## PROBLEM TO WORK ON
Set down every entry again word for word, please, but skip the pictures.

··· ROWS

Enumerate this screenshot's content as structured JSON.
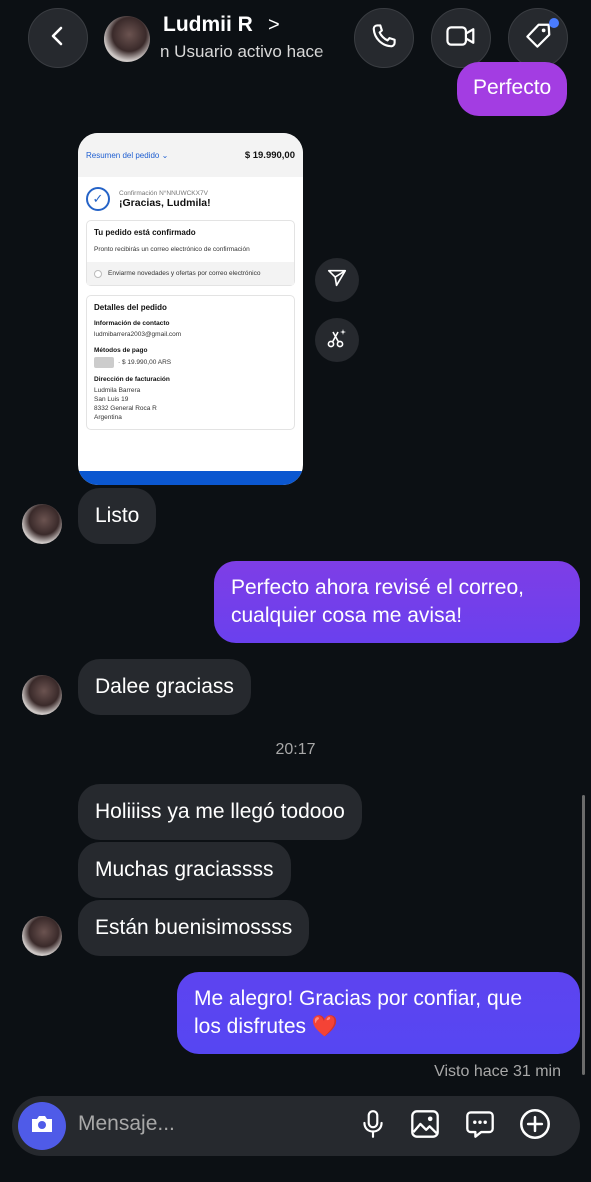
{
  "header": {
    "name": "Ludmii R",
    "chevron": ">",
    "status": "n   Usuario activo hace"
  },
  "colors": {
    "background": "#0c1014",
    "received_bubble": "#26292e",
    "sent_gradient_top": "#a63ce0",
    "sent_gradient_bottom": "#5a44f0",
    "accent_blue": "#4a7cff"
  },
  "icons": {
    "back": "chevron-left-icon",
    "call": "phone-icon",
    "video": "video-camera-icon",
    "tag": "tag-icon",
    "forward": "send-paper-plane-icon",
    "cut": "scissors-sparkle-icon",
    "camera": "camera-icon",
    "mic": "microphone-icon",
    "gallery": "image-icon",
    "sticker": "chat-bubble-icon",
    "plus": "plus-circle-icon"
  },
  "receipt": {
    "summary_link": "Resumen del pedido",
    "total": "$ 19.990,00",
    "confirmation_number": "Confirmación N°NNUWCKX7V",
    "thanks": "¡Gracias, Ludmila!",
    "confirmed_heading": "Tu pedido está confirmado",
    "confirmed_text": "Pronto recibirás un correo electrónico de confirmación",
    "newsletter_option": "Enviarme novedades y ofertas por correo electrónico",
    "details_heading": "Detalles del pedido",
    "contact_label": "Información de contacto",
    "contact_email": "ludmibarrera2003@gmail.com",
    "payment_label": "Métodos de pago",
    "payment_value": "· $ 19.990,00 ARS",
    "billing_label": "Dirección de facturación",
    "billing_name": "Ludmila Barrera",
    "billing_street": "San Luis 19",
    "billing_city": "8332 General Roca R",
    "billing_country": "Argentina"
  },
  "messages": {
    "m0": "Perfecto",
    "m1": "Listo",
    "m2_line1": "Perfecto ahora revisé el correo,",
    "m2_line2": "cualquier cosa me avisa!",
    "m3": "Dalee graciass",
    "time_separator": "20:17",
    "m4": "Holiiiss ya me llegó todooo",
    "m5": "Muchas graciassss",
    "m6": "Están buenisimossss",
    "m7_line1": "Me alegro! Gracias por confiar, que",
    "m7_line2": "los disfrutes ❤️",
    "seen": "Visto hace 31 min"
  },
  "composer": {
    "placeholder": "Mensaje..."
  }
}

······

## RIGHT ANSWER
Enumerate this screenshot's content as structured JSON.
{
  "header": {
    "name": "Ludmii R",
    "chevron": ">",
    "status": "n   Usuario activo hace"
  },
  "colors": {
    "background": "#0c1014",
    "received_bubble": "#26292e",
    "sent_gradient_top": "#a63ce0",
    "sent_gradient_bottom": "#5a44f0",
    "accent_blue": "#4a7cff"
  },
  "icons": {
    "back": "chevron-left-icon",
    "call": "phone-icon",
    "video": "video-camera-icon",
    "tag": "tag-icon",
    "forward": "send-paper-plane-icon",
    "cut": "scissors-sparkle-icon",
    "camera": "camera-icon",
    "mic": "microphone-icon",
    "gallery": "image-icon",
    "sticker": "chat-bubble-icon",
    "plus": "plus-circle-icon"
  },
  "receipt": {
    "summary_link": "Resumen del pedido",
    "total": "$ 19.990,00",
    "confirmation_number": "Confirmación N°NNUWCKX7V",
    "thanks": "¡Gracias, Ludmila!",
    "confirmed_heading": "Tu pedido está confirmado",
    "confirmed_text": "Pronto recibirás un correo electrónico de confirmación",
    "newsletter_option": "Enviarme novedades y ofertas por correo electrónico",
    "details_heading": "Detalles del pedido",
    "contact_label": "Información de contacto",
    "contact_email": "ludmibarrera2003@gmail.com",
    "payment_label": "Métodos de pago",
    "payment_value": "· $ 19.990,00 ARS",
    "billing_label": "Dirección de facturación",
    "billing_name": "Ludmila Barrera",
    "billing_street": "San Luis 19",
    "billing_city": "8332 General Roca R",
    "billing_country": "Argentina"
  },
  "messages": {
    "m0": "Perfecto",
    "m1": "Listo",
    "m2_line1": "Perfecto ahora revisé el correo,",
    "m2_line2": "cualquier cosa me avisa!",
    "m3": "Dalee graciass",
    "time_separator": "20:17",
    "m4": "Holiiiss ya me llegó todooo",
    "m5": "Muchas graciassss",
    "m6": "Están buenisimossss",
    "m7_line1": "Me alegro! Gracias por confiar, que",
    "m7_line2": "los disfrutes ❤️",
    "seen": "Visto hace 31 min"
  },
  "composer": {
    "placeholder": "Mensaje..."
  }
}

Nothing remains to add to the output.